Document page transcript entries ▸
_ _ _ _ _

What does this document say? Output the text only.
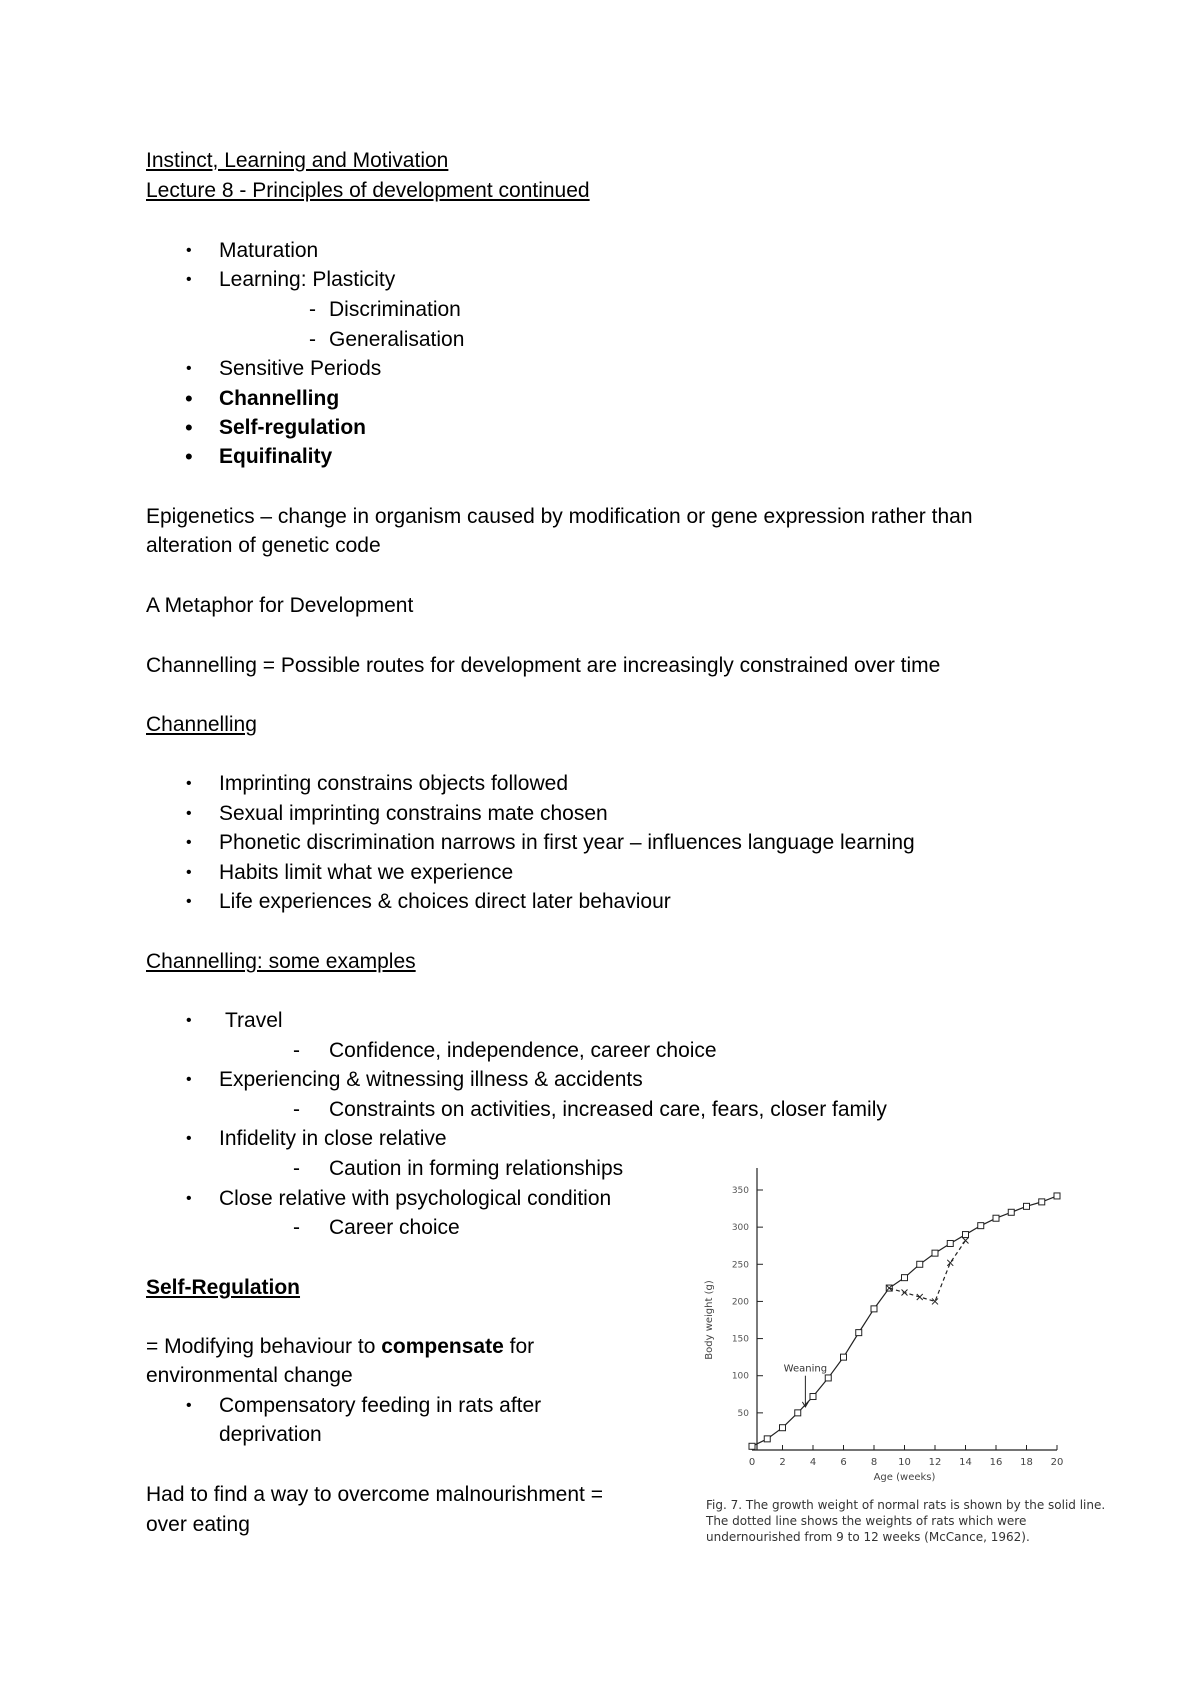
Instinct, Learning and Motivation
Lecture 8 - Principles of development continued
• Maturation
• Learning: Plasticity
- Discrimination
- Generalisation
• Sensitive Periods
• Channelling
• Self-regulation
• Equifinality
Epigenetics – change in organism caused by modification or gene expression rather than
alteration of genetic code
A Metaphor for Development
Channelling = Possible routes for development are increasingly constrained over time
Channelling
• Imprinting constrains objects followed
• Sexual imprinting constrains mate chosen
• Phonetic discrimination narrows in first year – influences language learning
• Habits limit what we experience
• Life experiences & choices direct later behaviour
Channelling: some examples
• Travel
- Confidence, independence, career choice
• Experiencing & witnessing illness & accidents
- Constraints on activities, increased care, fears, closer family
• Infidelity in close relative
- Caution in forming relationships
• Close relative with psychological condition
- Career choice
Self-Regulation
= Modifying behaviour to compensate for
environmental change
• Compensatory feeding in rats after
deprivation
Had to find a way to overcome malnourishment =
over eating
0 2 4 6 8 10 12 14 16 18 20
50
100
150
200
250
300
350
Age (weeks)
Body weight (g)
Weaning
Fig. 7. The growth weight of normal rats is shown by the solid line. The dotted line shows the weights of rats which were undernourished from 9 to 12 weeks (McCance, 1962).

_ _ _ _ _

DESCRIPTION OF THE TASK ▸ Scan the entries above and work out how many lines include the word "weeks"; the reply is that number alone.

RESULT ▸ 2